* **Aim of the exercise**
Search the listing below for the word "WEIGHTON" and copy each line that holds it.

* **Data extracted from a collection**
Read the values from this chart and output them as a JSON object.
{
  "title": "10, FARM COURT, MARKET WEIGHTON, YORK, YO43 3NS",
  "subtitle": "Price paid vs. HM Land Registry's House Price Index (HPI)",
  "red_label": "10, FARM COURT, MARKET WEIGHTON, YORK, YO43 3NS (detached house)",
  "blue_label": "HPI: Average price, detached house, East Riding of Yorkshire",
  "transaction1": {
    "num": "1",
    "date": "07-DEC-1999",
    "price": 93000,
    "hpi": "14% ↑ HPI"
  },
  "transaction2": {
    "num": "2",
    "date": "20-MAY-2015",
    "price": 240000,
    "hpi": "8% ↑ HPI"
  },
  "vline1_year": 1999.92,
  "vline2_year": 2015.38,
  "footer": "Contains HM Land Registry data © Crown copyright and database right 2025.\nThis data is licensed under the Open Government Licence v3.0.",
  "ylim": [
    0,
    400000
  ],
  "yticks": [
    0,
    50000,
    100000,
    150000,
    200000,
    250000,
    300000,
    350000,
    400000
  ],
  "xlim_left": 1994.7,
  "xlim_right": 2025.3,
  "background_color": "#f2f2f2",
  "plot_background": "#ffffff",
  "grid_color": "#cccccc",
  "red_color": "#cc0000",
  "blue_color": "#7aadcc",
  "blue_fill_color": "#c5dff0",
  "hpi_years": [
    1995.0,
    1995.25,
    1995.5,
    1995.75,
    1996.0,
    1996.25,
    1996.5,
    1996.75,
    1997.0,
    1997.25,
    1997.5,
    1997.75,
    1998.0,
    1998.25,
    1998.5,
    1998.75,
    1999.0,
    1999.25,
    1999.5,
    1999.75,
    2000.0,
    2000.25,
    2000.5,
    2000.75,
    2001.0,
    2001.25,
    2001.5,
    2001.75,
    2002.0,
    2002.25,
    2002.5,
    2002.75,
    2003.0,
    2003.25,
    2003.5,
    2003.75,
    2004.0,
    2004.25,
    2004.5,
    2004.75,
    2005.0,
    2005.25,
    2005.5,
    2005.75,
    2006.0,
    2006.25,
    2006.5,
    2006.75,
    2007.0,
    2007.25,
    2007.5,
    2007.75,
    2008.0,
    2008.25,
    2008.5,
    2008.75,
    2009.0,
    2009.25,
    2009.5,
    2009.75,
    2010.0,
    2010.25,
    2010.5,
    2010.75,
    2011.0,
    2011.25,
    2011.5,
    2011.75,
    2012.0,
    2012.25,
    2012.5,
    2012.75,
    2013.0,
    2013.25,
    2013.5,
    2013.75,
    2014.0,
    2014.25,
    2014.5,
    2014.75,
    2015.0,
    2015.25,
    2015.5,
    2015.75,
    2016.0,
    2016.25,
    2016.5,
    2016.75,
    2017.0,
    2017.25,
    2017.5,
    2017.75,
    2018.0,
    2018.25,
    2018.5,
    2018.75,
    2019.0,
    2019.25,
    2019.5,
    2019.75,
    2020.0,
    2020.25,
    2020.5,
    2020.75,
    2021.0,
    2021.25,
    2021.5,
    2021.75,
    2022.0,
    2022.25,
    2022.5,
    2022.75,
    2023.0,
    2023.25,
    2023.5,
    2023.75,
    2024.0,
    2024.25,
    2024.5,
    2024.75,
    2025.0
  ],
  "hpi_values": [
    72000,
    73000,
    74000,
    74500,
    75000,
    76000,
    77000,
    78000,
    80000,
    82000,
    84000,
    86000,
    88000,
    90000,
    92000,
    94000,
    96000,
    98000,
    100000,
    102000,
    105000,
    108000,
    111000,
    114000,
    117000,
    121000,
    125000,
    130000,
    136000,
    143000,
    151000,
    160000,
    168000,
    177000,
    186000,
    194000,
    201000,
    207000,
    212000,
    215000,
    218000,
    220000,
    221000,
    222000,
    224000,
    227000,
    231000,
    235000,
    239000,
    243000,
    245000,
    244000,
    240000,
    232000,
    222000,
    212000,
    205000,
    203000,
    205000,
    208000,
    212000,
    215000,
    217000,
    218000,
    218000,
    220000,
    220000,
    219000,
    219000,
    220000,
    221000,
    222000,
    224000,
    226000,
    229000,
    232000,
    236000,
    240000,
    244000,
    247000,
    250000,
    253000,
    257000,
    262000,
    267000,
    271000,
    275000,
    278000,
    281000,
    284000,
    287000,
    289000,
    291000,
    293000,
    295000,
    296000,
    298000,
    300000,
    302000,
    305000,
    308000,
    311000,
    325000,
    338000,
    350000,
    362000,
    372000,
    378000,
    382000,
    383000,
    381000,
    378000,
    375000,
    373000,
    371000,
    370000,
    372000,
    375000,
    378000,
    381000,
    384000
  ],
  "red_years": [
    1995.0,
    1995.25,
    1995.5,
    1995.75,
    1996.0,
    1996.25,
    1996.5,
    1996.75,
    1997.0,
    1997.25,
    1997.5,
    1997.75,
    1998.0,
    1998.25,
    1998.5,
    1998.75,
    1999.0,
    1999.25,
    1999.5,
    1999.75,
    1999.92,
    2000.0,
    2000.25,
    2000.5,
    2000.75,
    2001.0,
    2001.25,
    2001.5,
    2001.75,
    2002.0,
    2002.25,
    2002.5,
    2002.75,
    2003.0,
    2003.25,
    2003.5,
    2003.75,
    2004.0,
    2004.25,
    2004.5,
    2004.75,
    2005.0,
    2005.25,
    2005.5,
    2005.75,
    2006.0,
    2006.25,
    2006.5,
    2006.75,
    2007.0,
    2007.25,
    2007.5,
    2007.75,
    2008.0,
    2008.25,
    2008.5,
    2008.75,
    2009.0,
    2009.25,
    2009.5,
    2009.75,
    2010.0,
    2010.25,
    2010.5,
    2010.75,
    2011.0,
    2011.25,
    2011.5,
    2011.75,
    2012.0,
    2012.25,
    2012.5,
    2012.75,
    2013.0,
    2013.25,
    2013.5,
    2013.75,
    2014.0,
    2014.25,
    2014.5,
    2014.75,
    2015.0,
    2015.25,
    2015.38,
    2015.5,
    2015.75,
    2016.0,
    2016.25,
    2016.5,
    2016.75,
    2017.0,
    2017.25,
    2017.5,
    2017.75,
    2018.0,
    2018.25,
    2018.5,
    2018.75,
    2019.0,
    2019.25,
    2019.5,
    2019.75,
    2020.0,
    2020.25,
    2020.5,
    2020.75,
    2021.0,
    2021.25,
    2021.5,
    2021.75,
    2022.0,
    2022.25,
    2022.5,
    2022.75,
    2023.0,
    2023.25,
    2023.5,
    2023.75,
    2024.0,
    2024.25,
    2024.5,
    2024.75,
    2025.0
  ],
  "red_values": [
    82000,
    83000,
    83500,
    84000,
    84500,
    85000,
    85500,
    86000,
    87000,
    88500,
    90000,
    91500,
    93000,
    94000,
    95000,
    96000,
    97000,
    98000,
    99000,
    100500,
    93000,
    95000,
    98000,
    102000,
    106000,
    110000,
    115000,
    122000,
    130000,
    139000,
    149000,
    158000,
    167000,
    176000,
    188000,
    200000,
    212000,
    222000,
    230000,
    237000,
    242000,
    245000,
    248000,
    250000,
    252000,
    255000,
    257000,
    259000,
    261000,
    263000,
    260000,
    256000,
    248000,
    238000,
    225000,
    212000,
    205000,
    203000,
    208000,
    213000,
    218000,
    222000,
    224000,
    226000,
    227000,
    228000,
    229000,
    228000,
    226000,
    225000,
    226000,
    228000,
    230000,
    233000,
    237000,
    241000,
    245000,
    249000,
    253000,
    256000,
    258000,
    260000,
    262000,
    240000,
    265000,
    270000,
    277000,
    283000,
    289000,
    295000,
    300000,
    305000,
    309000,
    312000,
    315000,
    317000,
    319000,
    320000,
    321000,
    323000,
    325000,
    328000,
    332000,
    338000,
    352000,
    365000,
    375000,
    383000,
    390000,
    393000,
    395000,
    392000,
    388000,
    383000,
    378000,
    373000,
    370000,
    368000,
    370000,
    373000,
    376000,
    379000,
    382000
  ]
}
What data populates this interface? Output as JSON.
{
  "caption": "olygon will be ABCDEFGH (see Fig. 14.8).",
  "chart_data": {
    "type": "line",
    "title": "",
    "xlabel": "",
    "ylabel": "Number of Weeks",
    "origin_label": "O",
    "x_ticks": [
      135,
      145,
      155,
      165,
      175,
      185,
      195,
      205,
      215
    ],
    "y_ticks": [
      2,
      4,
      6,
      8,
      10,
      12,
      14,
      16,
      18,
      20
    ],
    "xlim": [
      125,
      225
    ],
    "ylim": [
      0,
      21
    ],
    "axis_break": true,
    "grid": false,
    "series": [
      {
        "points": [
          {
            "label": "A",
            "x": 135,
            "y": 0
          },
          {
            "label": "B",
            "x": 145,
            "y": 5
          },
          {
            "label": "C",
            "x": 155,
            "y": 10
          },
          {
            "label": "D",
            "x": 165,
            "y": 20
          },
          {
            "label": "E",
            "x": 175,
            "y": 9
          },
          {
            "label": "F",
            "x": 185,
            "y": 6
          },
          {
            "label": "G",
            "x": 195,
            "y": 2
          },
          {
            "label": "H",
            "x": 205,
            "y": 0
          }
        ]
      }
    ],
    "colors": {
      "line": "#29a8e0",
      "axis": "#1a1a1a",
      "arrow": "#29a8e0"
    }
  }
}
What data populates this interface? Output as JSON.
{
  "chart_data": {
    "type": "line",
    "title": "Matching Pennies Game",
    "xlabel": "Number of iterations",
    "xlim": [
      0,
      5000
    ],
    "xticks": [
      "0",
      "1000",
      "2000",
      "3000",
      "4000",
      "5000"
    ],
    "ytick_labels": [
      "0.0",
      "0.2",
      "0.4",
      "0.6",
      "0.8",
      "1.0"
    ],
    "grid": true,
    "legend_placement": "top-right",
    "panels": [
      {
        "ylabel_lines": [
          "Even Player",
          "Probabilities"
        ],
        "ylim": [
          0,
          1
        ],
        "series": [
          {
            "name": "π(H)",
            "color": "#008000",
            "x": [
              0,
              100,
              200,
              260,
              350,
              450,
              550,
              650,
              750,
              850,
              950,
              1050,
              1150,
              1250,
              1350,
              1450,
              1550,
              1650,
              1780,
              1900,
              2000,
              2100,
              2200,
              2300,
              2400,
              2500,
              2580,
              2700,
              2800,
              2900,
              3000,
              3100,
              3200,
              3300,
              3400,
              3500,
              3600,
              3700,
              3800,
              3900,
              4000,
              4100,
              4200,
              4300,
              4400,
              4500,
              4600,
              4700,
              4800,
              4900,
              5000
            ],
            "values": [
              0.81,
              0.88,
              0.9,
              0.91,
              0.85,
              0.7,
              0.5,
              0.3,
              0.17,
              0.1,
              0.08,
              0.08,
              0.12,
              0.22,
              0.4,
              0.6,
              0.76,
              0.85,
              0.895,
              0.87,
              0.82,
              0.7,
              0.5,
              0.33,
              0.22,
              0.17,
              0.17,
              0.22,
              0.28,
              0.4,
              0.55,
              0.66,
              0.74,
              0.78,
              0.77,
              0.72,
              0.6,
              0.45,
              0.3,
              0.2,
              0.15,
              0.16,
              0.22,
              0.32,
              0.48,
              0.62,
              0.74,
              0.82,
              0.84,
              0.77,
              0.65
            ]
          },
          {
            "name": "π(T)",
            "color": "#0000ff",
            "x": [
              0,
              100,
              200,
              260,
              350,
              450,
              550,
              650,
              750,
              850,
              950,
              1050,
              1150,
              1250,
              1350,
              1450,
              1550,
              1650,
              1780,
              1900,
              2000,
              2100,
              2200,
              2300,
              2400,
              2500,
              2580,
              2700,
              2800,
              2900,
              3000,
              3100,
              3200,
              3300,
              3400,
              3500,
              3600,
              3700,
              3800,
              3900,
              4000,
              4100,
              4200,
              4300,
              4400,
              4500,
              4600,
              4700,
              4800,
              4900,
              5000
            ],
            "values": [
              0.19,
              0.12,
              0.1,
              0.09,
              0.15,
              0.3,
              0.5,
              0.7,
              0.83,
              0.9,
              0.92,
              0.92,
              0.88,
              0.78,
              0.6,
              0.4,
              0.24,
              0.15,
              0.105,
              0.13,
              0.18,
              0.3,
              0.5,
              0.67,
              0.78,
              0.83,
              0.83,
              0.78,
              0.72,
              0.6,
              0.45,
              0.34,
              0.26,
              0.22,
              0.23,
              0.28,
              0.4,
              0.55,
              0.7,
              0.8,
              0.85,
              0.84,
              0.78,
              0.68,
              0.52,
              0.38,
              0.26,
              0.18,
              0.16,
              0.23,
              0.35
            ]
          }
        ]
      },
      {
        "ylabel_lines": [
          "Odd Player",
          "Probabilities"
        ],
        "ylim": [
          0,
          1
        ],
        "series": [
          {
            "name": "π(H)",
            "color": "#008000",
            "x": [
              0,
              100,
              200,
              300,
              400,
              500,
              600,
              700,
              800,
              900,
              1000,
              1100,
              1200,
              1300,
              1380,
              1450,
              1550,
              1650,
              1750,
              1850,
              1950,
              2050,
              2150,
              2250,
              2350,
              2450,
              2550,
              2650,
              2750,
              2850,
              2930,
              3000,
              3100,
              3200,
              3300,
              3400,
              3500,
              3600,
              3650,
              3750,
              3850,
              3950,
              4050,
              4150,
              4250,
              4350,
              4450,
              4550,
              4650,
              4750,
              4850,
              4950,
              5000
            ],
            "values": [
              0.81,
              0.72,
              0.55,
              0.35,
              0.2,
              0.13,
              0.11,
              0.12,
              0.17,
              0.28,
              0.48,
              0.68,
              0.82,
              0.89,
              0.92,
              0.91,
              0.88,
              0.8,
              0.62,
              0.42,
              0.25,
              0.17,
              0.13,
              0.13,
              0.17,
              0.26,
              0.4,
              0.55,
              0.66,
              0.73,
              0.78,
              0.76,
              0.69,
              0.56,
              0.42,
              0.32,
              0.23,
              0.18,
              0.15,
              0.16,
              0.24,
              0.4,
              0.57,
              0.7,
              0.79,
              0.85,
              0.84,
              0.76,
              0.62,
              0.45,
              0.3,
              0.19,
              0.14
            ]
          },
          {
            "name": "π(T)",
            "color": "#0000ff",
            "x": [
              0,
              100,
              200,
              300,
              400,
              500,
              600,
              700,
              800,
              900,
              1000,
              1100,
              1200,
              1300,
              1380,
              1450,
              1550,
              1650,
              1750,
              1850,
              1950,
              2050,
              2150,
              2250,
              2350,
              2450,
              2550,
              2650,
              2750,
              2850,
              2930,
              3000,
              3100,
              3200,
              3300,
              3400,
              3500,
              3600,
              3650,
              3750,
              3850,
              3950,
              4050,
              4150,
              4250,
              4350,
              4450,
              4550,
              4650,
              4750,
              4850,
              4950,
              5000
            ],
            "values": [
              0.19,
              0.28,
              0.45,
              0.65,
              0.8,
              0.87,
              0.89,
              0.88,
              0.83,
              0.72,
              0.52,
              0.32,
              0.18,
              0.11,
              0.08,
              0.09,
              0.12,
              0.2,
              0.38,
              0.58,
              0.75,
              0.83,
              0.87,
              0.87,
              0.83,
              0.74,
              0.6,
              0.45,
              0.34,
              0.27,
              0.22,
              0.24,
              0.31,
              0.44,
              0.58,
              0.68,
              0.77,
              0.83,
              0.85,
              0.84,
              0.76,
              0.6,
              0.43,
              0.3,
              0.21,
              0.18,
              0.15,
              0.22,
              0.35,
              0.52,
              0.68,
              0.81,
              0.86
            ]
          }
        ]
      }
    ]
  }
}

* **Worked solution**
  "title": "10, FARM COURT, MARKET WEIGHTON, YORK, YO43 3NS",
  "red_label": "10, FARM COURT, MARKET WEIGHTON, YORK, YO43 3NS (detached house)",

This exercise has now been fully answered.